__What the exercise asks__
Copy nothing before the line that contains "Type out the text in this image."; from there, transcribe each line exactly through the end of the material, omitting pictures.
· · · ·
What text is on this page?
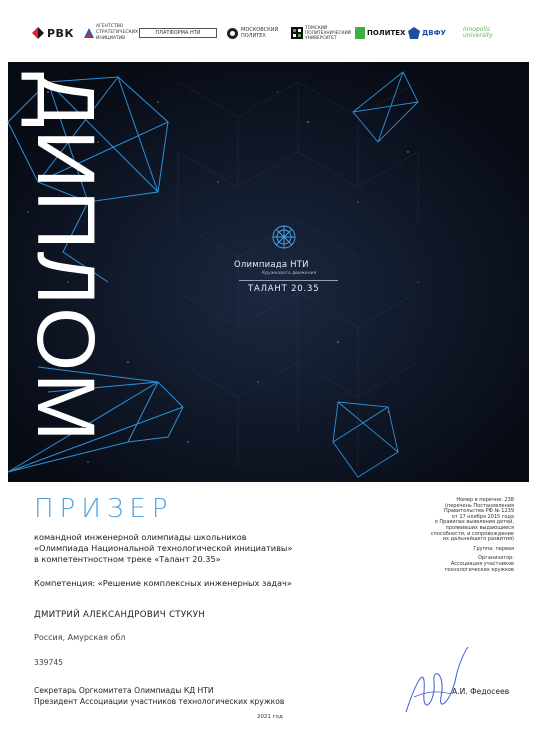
РВК	АГЕНТСТВО СТРАТЕГИЧЕСКИХ ИНИЦИАТИВ
ПЛАТФОРМА НТИ	МОСКОВСКИЙ ПОЛИТЕХ
ТОМСКИЙ ПОЛИТЕХНИЧЕСКИЙ УНИВЕРСИТЕТ
ПОЛИТЕХ ДВФУ	innopolis university
Олимпиада НТИ
Кружкового движения
ТАЛАНТ 20.35
ДИПЛОМ
ПРИЗЕР
командной инженерной олимпиады школьников
«Олимпиада Национальной технологической инициативы»
в компетентностном треке «Талант 20.35»
Компетенция: «Решение комплексных инженерных задач»
ДМИТРИЙ АЛЕКСАНДРОВИЧ СТУКУН
Россия, Амурская обл
339745
Секретарь Оргкомитета Олимпиады КД НТИ
Президент Ассоциации участников технологических кружков
А.И. Федосеев
2021 год
Номер в перечне: 238
(перечень Постановления
Правительства РФ № 1239
от 17 ноября 2015 года
о Правилах выявления детей,
проявивших выдающиеся
способности, и сопровождение
их дальнейшего развития)
Группа: первая
Организатор:
Ассоциация участников
технологических кружков
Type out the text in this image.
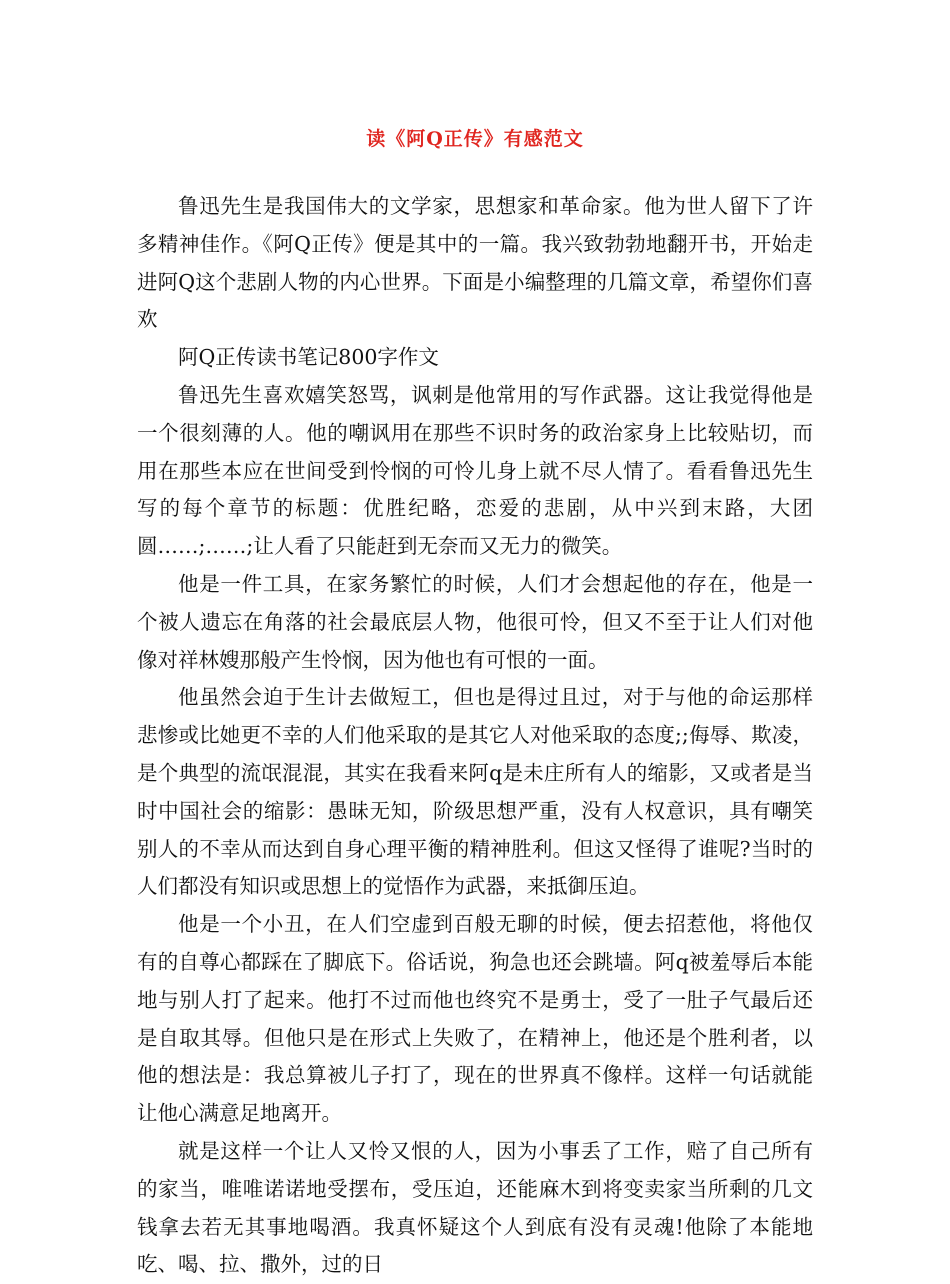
读《阿Q正传》有感范文

鲁迅先生是我国伟大的文学家，思想家和革命家。他为世人留下了许多精神佳作。《阿Q正传》便是其中的一篇。我兴致勃勃地翻开书，开始走进阿Q这个悲剧人物的内心世界。下面是小编整理的几篇文章，希望你们喜欢

阿Q正传读书笔记800字作文

鲁迅先生喜欢嬉笑怒骂，讽刺是他常用的写作武器。这让我觉得他是一个很刻薄的人。他的嘲讽用在那些不识时务的政治家身上比较贴切，而用在那些本应在世间受到怜悯的可怜儿身上就不尽人情了。看看鲁迅先生写的每个章节的标题：优胜纪略，恋爱的悲剧，从中兴到末路，大团圆……;……;让人看了只能赶到无奈而又无力的微笑。

他是一件工具，在家务繁忙的时候，人们才会想起他的存在，他是一个被人遗忘在角落的社会最底层人物，他很可怜，但又不至于让人们对他像对祥林嫂那般产生怜悯，因为他也有可恨的一面。

他虽然会迫于生计去做短工，但也是得过且过，对于与他的命运那样悲惨或比她更不幸的人们他采取的是其它人对他采取的态度;;侮辱、欺凌，是个典型的流氓混混，其实在我看来阿q是未庄所有人的缩影，又或者是当时中国社会的缩影：愚昧无知，阶级思想严重，没有人权意识，具有嘲笑别人的不幸从而达到自身心理平衡的精神胜利。但这又怪得了谁呢?当时的人们都没有知识或思想上的觉悟作为武器，来抵御压迫。

他是一个小丑，在人们空虚到百般无聊的时候，便去招惹他，将他仅有的自尊心都踩在了脚底下。俗话说，狗急也还会跳墙。阿q被羞辱后本能地与别人打了起来。他打不过而他也终究不是勇士，受了一肚子气最后还是自取其辱。但他只是在形式上失败了，在精神上，他还是个胜利者，以他的想法是：我总算被儿子打了，现在的世界真不像样。这样一句话就能让他心满意足地离开。

就是这样一个让人又怜又恨的人，因为小事丢了工作，赔了自己所有的家当，唯唯诺诺地受摆布，受压迫，还能麻木到将变卖家当所剩的几文钱拿去若无其事地喝酒。我真怀疑这个人到底有没有灵魂!他除了本能地吃、喝、拉、撒外，过的日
· · · ·
__The solution__
Type out the text in this image.
读《阿Q正传》有感范文

鲁迅先生是我国伟大的文学家，思想家和革命家。他为世人留下了许多精神佳作。《阿Q正传》便是其中的一篇。我兴致勃勃地翻开书，开始走进阿Q这个悲剧人物的内心世界。下面是小编整理的几篇文章，希望你们喜欢

阿Q正传读书笔记800字作文

鲁迅先生喜欢嬉笑怒骂，讽刺是他常用的写作武器。这让我觉得他是一个很刻薄的人。他的嘲讽用在那些不识时务的政治家身上比较贴切，而用在那些本应在世间受到怜悯的可怜儿身上就不尽人情了。看看鲁迅先生写的每个章节的标题：优胜纪略，恋爱的悲剧，从中兴到末路，大团圆……;……;让人看了只能赶到无奈而又无力的微笑。

他是一件工具，在家务繁忙的时候，人们才会想起他的存在，他是一个被人遗忘在角落的社会最底层人物，他很可怜，但又不至于让人们对他像对祥林嫂那般产生怜悯，因为他也有可恨的一面。

他虽然会迫于生计去做短工，但也是得过且过，对于与他的命运那样悲惨或比她更不幸的人们他采取的是其它人对他采取的态度;;侮辱、欺凌，是个典型的流氓混混，其实在我看来阿q是未庄所有人的缩影，又或者是当时中国社会的缩影：愚昧无知，阶级思想严重，没有人权意识，具有嘲笑别人的不幸从而达到自身心理平衡的精神胜利。但这又怪得了谁呢?当时的人们都没有知识或思想上的觉悟作为武器，来抵御压迫。

他是一个小丑，在人们空虚到百般无聊的时候，便去招惹他，将他仅有的自尊心都踩在了脚底下。俗话说，狗急也还会跳墙。阿q被羞辱后本能地与别人打了起来。他打不过而他也终究不是勇士，受了一肚子气最后还是自取其辱。但他只是在形式上失败了，在精神上，他还是个胜利者，以他的想法是：我总算被儿子打了，现在的世界真不像样。这样一句话就能让他心满意足地离开。

就是这样一个让人又怜又恨的人，因为小事丢了工作，赔了自己所有的家当，唯唯诺诺地受摆布，受压迫，还能麻木到将变卖家当所剩的几文钱拿去若无其事地喝酒。我真怀疑这个人到底有没有灵魂!他除了本能地吃、喝、拉、撒外，过的日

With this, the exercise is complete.